[Dataset items]
# # # #

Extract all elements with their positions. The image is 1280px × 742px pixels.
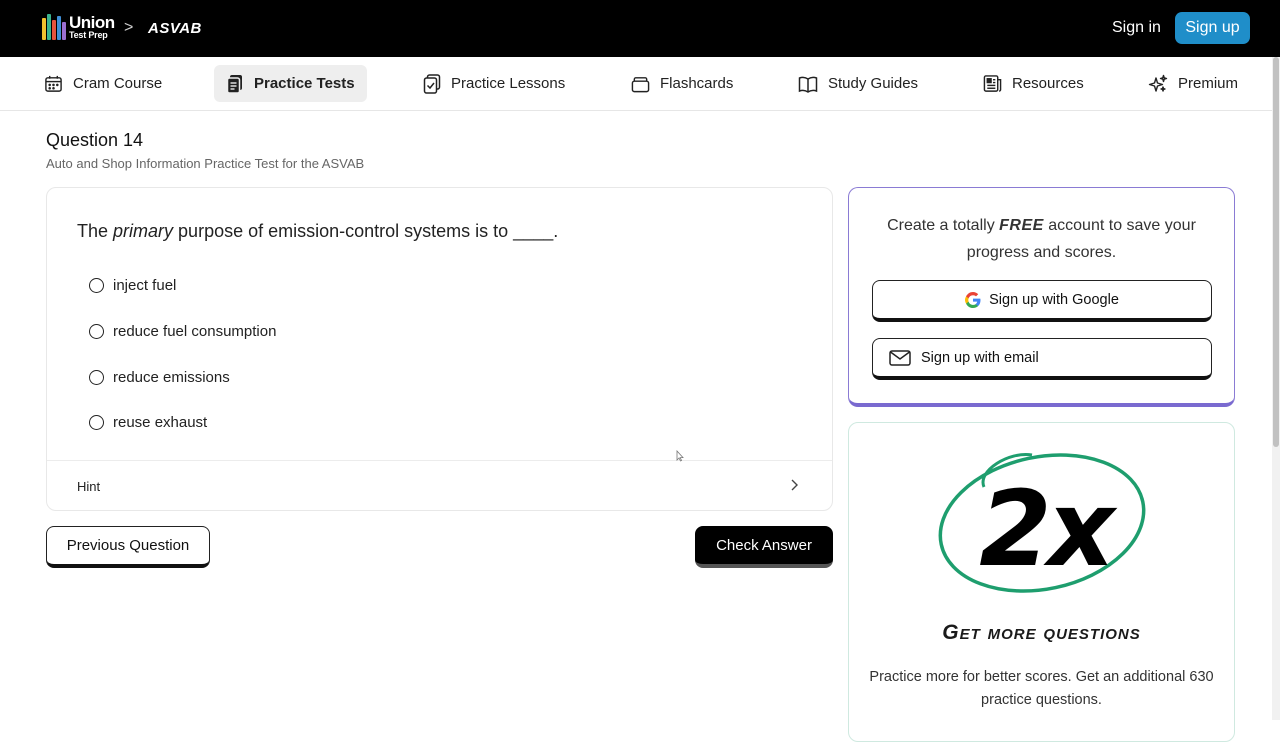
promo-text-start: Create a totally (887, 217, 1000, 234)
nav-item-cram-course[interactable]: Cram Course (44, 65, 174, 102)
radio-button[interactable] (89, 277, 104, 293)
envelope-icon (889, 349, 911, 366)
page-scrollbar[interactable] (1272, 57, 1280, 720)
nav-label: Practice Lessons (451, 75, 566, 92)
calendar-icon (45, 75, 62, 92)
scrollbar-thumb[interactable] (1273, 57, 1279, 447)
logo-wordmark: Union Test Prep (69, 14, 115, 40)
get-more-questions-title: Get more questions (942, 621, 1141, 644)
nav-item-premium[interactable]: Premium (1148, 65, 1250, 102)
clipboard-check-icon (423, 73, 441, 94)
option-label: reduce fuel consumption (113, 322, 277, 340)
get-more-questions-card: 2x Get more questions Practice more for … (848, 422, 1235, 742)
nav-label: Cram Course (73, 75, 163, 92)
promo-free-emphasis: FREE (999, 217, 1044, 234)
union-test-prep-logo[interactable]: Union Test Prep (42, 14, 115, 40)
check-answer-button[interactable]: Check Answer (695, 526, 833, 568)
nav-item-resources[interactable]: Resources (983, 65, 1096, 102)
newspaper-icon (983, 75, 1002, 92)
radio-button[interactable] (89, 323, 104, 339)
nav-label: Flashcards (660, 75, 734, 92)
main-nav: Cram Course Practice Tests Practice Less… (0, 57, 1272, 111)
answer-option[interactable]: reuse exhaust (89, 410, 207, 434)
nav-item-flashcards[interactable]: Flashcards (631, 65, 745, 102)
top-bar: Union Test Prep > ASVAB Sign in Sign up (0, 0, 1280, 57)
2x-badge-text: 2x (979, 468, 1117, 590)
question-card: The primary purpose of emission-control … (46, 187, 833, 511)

# # # #

Locate every line in the items above that contains the string "text" and copy each of those lines in full.

Problem solution =
promo-text-start: Create a totally (887, 217, 1000, 234)
2x-badge-text: 2x (979, 468, 1117, 590)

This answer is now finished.